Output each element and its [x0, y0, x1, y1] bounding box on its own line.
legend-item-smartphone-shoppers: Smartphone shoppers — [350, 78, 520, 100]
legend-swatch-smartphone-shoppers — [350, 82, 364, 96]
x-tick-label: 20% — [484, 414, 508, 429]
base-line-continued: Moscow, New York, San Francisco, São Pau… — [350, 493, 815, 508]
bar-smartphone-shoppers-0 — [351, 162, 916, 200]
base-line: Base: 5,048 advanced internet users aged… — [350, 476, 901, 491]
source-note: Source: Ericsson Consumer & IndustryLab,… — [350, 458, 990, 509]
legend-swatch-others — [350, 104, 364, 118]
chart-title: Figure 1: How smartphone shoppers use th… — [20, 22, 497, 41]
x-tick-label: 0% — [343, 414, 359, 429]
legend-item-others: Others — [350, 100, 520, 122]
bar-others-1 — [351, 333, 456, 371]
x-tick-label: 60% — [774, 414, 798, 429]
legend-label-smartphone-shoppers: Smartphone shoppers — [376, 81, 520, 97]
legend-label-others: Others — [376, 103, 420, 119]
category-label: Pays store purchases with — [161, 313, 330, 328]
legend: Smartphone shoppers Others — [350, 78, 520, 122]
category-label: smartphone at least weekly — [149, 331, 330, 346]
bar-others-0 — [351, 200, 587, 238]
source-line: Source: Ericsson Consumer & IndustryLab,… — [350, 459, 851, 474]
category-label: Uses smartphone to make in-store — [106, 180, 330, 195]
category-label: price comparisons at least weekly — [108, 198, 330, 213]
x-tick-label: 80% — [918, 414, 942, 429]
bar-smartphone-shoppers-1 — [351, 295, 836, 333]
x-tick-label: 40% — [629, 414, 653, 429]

━━━━━━━━

Task description>
Return every line of the records above verbatim, in the same order.

Result>
Output each element and its [x0, y0, x1, y1] bounding box on its own line.
legend-item-smartphone-shoppers: Smartphone shoppers — [350, 78, 520, 100]
legend-swatch-smartphone-shoppers — [350, 82, 364, 96]
x-tick-label: 20% — [484, 414, 508, 429]
base-line-continued: Moscow, New York, San Francisco, São Pau… — [350, 493, 815, 508]
bar-smartphone-shoppers-0 — [351, 162, 916, 200]
base-line: Base: 5,048 advanced internet users aged… — [350, 476, 901, 491]
source-note: Source: Ericsson Consumer & IndustryLab,… — [350, 458, 990, 509]
legend-swatch-others — [350, 104, 364, 118]
chart-title: Figure 1: How smartphone shoppers use th… — [20, 22, 497, 41]
x-tick-label: 0% — [343, 414, 359, 429]
legend-item-others: Others — [350, 100, 520, 122]
bar-others-1 — [351, 333, 456, 371]
x-tick-label: 60% — [774, 414, 798, 429]
legend-label-smartphone-shoppers: Smartphone shoppers — [376, 81, 520, 97]
legend-label-others: Others — [376, 103, 420, 119]
category-label: Pays store purchases with — [161, 313, 330, 328]
legend: Smartphone shoppers Others — [350, 78, 520, 122]
category-label: smartphone at least weekly — [149, 331, 330, 346]
bar-others-0 — [351, 200, 587, 238]
source-line: Source: Ericsson Consumer & IndustryLab,… — [350, 459, 851, 474]
category-label: Uses smartphone to make in-store — [106, 180, 330, 195]
category-label: price comparisons at least weekly — [108, 198, 330, 213]
x-tick-label: 80% — [918, 414, 942, 429]
bar-smartphone-shoppers-1 — [351, 295, 836, 333]
x-tick-label: 40% — [629, 414, 653, 429]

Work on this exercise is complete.